Description of the task
Wherever the word "title" appears in a line, extract that line.

Record excerpts
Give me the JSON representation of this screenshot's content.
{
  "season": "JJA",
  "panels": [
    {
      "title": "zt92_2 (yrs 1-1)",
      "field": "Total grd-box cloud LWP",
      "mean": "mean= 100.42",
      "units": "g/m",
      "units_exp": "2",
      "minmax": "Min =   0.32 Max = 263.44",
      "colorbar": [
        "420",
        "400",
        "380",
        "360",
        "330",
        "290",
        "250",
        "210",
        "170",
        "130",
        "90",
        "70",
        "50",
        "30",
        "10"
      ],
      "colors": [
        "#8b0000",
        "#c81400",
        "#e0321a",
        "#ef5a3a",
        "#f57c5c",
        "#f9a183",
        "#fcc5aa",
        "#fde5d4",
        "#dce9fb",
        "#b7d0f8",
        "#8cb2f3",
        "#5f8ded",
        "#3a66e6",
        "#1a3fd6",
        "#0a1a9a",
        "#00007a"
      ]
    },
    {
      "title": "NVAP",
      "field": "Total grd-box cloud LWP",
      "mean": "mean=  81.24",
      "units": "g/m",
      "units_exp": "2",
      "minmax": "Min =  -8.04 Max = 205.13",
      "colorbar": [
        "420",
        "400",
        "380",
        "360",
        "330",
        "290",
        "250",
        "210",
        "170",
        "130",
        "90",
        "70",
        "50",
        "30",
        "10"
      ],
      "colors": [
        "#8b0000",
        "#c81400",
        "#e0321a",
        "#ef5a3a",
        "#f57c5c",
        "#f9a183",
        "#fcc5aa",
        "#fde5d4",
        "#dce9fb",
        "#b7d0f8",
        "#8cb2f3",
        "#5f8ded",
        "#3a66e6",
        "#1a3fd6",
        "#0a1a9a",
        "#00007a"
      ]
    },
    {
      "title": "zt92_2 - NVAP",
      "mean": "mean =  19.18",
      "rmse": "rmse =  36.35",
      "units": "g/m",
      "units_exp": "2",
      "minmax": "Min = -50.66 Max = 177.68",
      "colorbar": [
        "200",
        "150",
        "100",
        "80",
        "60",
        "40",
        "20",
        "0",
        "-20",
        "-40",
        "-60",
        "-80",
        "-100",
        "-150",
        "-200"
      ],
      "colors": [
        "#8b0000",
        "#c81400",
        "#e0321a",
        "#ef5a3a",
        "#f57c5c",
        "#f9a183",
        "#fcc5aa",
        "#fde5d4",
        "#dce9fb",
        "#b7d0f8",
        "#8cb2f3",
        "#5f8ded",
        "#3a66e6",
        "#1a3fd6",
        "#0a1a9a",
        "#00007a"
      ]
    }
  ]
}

Written response
      "title": "zt92_2 (yrs 1-1)",
      "title": "NVAP",
      "title": "zt92_2 - NVAP",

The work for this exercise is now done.